■ **TEXT TO READ**:
The subtle effects in optical flow sequence introduced by MCFI operations are analyzed.
To characterize the temporal change of OFs caused by MCFI, a compact global TFD-OFLBP features are extracted.
To conquer the side effect of possible interferences, a set of forensics tools are integrated into our proposed system.
The evaluated results on two frequently-used MCFI software and two representative MCFI techniques clearly indicate the efficacy of the proposed approach, and its robust against lossy compression, and noise.

The remainder of this letter is organized as follows. In Section 2, we formally analyzes the local artifact. Section 3 presents the proposed approach, followed by the evaluation results in Section 4. Conclusion is made in Section 5.

2 Local artifacts analysis

Since visual artifacts are important for blind forensics, we firstly investigate the local artifacts caused by various MCFI operations.

■ **CHALLENGES**:
A) Do these statements agree with the MCFI forensics excerpt above? (i) The approach was evaluated on two MCFI software packages and two MCFI techniques. (ii) The evaluation results are given in Section 3. (iii) A set of forensics tools is integrated into the proposed system. Answer yes or no for each and quote the deciding words.
B) Retype the part of the MCFI forensics excerpt starting at "To conquer the" and ending at "various MCFI operations.", character for character.

■ **EXCERPTED DATA**:
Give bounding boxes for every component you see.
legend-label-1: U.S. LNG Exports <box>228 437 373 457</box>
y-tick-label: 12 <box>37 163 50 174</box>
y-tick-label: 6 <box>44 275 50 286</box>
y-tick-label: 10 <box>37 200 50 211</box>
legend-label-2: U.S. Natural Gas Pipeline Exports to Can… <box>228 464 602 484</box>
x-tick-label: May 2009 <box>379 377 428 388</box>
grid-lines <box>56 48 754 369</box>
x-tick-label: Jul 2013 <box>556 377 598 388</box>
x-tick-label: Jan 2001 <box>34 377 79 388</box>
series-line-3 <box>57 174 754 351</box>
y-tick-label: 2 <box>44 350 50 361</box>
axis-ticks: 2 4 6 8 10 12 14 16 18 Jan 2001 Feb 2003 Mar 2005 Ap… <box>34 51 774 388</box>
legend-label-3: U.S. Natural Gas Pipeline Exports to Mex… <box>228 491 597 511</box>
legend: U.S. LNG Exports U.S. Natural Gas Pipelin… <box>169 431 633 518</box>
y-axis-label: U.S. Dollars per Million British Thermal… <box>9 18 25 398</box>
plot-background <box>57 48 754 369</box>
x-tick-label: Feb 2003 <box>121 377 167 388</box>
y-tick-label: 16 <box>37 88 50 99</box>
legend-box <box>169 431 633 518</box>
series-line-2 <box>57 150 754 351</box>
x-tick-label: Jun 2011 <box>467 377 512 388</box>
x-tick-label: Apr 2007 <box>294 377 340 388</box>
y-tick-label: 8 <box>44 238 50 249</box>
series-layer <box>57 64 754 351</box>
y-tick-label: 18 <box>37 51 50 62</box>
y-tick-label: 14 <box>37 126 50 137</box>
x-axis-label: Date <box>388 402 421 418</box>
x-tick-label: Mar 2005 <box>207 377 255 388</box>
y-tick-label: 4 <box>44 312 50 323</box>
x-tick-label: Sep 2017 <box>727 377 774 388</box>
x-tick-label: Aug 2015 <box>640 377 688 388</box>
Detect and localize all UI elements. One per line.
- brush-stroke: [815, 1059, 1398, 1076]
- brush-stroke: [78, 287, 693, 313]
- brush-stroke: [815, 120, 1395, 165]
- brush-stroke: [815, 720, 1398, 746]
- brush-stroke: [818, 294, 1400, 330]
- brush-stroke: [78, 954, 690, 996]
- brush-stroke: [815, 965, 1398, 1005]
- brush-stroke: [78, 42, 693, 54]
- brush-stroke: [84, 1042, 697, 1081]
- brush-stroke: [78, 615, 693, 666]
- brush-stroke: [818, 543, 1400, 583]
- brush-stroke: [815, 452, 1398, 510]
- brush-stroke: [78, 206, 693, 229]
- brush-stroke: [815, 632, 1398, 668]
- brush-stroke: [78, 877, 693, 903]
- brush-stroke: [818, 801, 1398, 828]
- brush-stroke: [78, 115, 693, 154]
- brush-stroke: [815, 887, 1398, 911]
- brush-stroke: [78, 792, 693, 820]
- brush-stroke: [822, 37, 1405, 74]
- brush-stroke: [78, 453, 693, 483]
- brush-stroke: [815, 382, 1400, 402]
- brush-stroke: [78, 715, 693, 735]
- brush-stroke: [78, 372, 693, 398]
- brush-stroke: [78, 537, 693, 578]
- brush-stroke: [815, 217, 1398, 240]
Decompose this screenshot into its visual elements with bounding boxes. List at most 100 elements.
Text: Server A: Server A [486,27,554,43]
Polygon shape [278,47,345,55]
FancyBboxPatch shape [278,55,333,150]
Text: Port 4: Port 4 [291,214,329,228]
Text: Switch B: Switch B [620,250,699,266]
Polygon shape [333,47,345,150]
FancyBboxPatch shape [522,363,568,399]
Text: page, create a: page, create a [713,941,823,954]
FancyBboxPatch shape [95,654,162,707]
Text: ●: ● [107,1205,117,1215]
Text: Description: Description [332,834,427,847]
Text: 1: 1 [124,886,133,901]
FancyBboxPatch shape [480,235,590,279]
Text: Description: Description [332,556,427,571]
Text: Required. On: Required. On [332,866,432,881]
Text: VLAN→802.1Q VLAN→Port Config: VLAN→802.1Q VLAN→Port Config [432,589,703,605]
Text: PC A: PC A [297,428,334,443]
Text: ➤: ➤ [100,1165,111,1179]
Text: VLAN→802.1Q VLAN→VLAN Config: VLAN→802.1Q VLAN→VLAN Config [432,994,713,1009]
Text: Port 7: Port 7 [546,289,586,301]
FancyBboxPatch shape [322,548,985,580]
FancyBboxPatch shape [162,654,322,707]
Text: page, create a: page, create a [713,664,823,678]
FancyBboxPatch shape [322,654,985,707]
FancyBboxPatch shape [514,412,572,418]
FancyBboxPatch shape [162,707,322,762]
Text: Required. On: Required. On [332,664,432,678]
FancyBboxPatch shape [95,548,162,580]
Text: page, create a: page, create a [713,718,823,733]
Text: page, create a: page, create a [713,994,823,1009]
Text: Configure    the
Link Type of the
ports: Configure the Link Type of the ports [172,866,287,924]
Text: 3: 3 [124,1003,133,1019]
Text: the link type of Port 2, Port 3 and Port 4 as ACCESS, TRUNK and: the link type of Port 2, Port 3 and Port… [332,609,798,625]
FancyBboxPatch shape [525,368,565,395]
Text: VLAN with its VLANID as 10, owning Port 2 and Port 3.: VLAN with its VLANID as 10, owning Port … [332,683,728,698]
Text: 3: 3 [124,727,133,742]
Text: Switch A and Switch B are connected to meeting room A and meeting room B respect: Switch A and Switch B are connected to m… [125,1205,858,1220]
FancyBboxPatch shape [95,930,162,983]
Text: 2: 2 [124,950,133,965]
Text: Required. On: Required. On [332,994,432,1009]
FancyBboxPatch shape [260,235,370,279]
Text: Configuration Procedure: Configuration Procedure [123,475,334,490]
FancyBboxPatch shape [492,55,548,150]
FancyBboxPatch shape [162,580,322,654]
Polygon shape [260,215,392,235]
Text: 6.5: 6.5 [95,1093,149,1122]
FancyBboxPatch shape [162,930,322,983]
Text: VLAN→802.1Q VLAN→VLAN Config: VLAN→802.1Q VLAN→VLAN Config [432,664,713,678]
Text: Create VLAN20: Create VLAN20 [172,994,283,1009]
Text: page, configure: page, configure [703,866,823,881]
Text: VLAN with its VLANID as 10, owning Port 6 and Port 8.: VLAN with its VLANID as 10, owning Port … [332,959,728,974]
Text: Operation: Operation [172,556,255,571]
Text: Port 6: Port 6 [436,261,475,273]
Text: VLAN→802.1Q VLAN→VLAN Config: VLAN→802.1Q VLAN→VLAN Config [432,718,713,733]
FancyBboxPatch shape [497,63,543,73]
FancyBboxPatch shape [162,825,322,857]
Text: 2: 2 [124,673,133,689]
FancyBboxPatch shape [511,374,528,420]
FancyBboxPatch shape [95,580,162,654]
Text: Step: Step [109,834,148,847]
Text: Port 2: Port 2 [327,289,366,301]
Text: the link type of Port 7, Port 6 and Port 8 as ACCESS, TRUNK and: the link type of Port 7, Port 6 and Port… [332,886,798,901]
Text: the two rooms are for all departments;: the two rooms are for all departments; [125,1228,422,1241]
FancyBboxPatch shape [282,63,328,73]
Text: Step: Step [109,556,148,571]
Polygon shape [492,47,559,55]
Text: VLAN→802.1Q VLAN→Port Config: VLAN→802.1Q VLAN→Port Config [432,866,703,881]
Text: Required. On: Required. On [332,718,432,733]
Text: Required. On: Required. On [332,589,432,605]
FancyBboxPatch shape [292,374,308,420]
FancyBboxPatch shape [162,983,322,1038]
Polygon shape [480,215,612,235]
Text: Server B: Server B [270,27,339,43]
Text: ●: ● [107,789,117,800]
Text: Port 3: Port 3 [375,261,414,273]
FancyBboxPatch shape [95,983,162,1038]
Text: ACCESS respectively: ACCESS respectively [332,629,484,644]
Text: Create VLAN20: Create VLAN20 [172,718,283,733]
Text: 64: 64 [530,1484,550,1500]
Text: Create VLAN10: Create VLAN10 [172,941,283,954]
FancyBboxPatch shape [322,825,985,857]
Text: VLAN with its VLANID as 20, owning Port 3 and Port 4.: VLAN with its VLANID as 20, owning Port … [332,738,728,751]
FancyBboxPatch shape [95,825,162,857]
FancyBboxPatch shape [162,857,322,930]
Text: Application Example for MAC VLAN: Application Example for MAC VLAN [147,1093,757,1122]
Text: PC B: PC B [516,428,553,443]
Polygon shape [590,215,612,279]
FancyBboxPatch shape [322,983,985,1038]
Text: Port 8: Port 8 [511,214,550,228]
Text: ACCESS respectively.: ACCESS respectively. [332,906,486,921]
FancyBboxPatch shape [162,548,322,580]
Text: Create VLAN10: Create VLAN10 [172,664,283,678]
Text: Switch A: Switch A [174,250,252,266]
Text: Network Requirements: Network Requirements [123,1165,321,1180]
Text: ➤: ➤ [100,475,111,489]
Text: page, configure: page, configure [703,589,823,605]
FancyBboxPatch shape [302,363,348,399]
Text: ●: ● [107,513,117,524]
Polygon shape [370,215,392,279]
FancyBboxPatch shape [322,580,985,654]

■ **ANSWERS TO THE EXERCISES**:
A)
(i) Yes: "The evaluated results on two frequently-used MCFI software and two representative MCFI techniques"
(ii) No: "Section 3 presents the proposed approach, followed by the evaluation results in Section 4."
(iii) Yes: "a set of forensics tools are integrated into our proposed system"

B)
To conquer the side effect of possible interferences, a set of forensics tools are integrated into our proposed system.
The evaluated results on two frequently-used MCFI software and two representative MCFI techniques clearly indicate the efficacy of the proposed approach, and its robust against lossy compression, and noise.

The remainder of this letter is organized as follows. In Section 2, we formally analyzes the local artifact. Section 3 presents the proposed approach, followed by the evaluation results in Section 4. Conclusion is made in Section 5.

2 Local artifacts analysis

Since visual artifacts are important for blind forensics, we firstly investigate the local artifacts caused by various MCFI operations.